Swap "toggle-knob" for "switch-knob" in the listing from the line with "Enumerate the UI" to the line with "zebra-stripes-card[interactable]: Zebra Stripes", and give back only those lines with nothing else changed.

───── Supplied entries ─────

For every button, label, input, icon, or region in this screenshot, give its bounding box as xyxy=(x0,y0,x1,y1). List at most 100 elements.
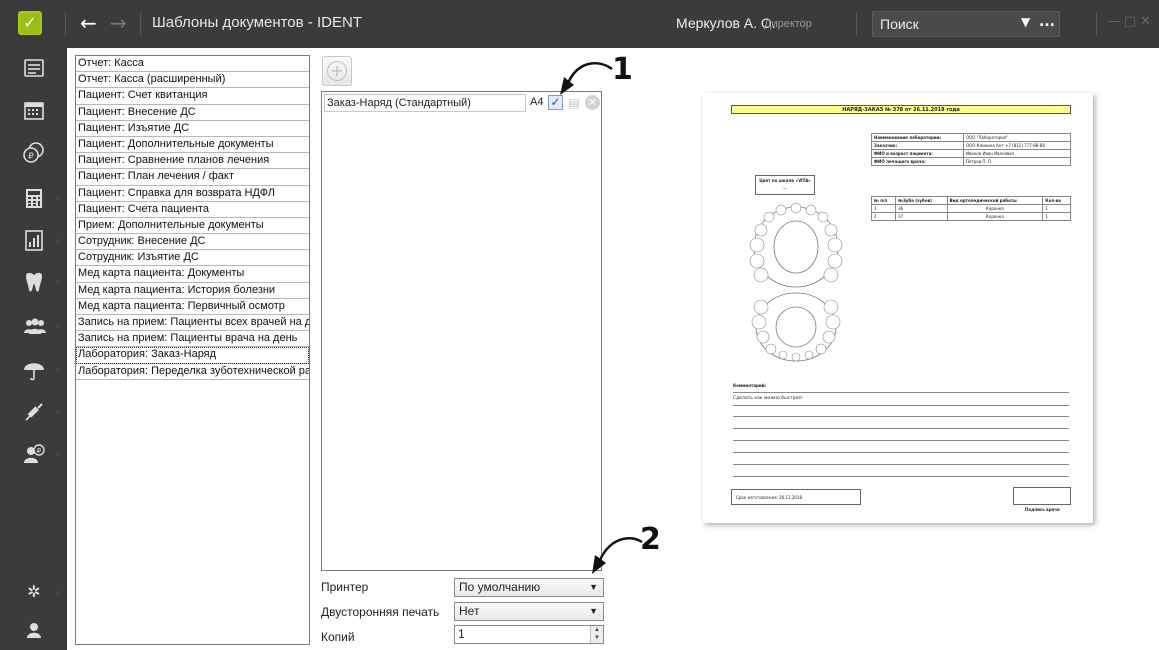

─────
───── Supplied entries ─────

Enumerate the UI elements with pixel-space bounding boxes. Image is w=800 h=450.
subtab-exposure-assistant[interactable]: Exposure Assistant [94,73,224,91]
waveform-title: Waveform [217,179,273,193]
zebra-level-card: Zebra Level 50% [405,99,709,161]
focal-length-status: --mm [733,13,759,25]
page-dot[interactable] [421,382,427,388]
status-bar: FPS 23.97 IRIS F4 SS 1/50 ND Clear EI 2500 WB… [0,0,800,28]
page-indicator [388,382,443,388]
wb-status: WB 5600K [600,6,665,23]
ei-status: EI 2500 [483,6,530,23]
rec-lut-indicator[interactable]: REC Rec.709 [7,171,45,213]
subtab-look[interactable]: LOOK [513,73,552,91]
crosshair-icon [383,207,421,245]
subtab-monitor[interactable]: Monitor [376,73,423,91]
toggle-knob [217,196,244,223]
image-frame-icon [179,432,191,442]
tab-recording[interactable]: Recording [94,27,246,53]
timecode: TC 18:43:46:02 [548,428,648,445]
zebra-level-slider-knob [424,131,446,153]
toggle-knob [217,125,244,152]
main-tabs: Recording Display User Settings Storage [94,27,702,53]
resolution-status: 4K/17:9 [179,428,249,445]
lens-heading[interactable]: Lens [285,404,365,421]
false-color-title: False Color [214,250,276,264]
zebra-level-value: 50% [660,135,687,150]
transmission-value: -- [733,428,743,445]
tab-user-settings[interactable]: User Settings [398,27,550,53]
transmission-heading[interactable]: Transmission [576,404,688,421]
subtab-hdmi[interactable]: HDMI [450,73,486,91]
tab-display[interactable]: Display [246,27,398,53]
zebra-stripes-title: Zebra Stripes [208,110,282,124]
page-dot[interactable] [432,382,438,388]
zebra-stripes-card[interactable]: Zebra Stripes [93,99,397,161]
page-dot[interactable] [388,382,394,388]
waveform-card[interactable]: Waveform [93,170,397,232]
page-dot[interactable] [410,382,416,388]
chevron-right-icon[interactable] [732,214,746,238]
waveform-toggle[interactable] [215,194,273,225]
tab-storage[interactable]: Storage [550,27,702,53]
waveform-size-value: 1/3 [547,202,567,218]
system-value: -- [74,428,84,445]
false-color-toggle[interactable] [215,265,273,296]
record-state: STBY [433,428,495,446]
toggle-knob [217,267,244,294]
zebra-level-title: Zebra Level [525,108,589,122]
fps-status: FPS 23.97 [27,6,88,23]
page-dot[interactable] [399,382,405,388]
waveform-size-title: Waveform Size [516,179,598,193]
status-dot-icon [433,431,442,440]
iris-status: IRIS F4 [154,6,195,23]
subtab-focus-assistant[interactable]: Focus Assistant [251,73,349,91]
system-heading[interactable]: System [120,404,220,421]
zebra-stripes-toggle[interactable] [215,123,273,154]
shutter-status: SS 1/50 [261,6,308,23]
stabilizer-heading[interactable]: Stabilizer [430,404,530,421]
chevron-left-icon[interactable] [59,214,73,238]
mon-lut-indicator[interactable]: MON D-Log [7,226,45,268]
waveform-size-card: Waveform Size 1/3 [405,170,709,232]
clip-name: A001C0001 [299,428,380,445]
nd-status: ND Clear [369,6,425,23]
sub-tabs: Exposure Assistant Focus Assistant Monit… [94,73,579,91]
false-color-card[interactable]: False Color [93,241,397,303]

─────

Solution to this task →
Enumerate the UI elements with pixel-space bounding boxes. Image is w=800 h=450.
subtab-exposure-assistant[interactable]: Exposure Assistant [94,73,224,91]
waveform-title: Waveform [217,179,273,193]
zebra-level-card: Zebra Level 50% [405,99,709,161]
focal-length-status: --mm [733,13,759,25]
page-dot[interactable] [421,382,427,388]
status-bar: FPS 23.97 IRIS F4 SS 1/50 ND Clear EI 2500 WB… [0,0,800,28]
page-indicator [388,382,443,388]
wb-status: WB 5600K [600,6,665,23]
ei-status: EI 2500 [483,6,530,23]
rec-lut-indicator[interactable]: REC Rec.709 [7,171,45,213]
subtab-look[interactable]: LOOK [513,73,552,91]
crosshair-icon [383,207,421,245]
subtab-monitor[interactable]: Monitor [376,73,423,91]
switch-knob [217,196,244,223]
image-frame-icon [179,432,191,442]
tab-recording[interactable]: Recording [94,27,246,53]
timecode: TC 18:43:46:02 [548,428,648,445]
zebra-level-slider-knob [424,131,446,153]
switch-knob [217,125,244,152]
main-tabs: Recording Display User Settings Storage [94,27,702,53]
resolution-status: 4K/17:9 [179,428,249,445]
lens-heading[interactable]: Lens [285,404,365,421]
false-color-title: False Color [214,250,276,264]
zebra-level-value: 50% [660,135,687,150]
transmission-value: -- [733,428,743,445]
tab-user-settings[interactable]: User Settings [398,27,550,53]
transmission-heading[interactable]: Transmission [576,404,688,421]
subtab-hdmi[interactable]: HDMI [450,73,486,91]
tab-display[interactable]: Display [246,27,398,53]
zebra-stripes-title: Zebra Stripes [208,110,282,124]
page-dot[interactable] [432,382,438,388]
zebra-stripes-card[interactable]: Zebra Stripes [93,99,397,161]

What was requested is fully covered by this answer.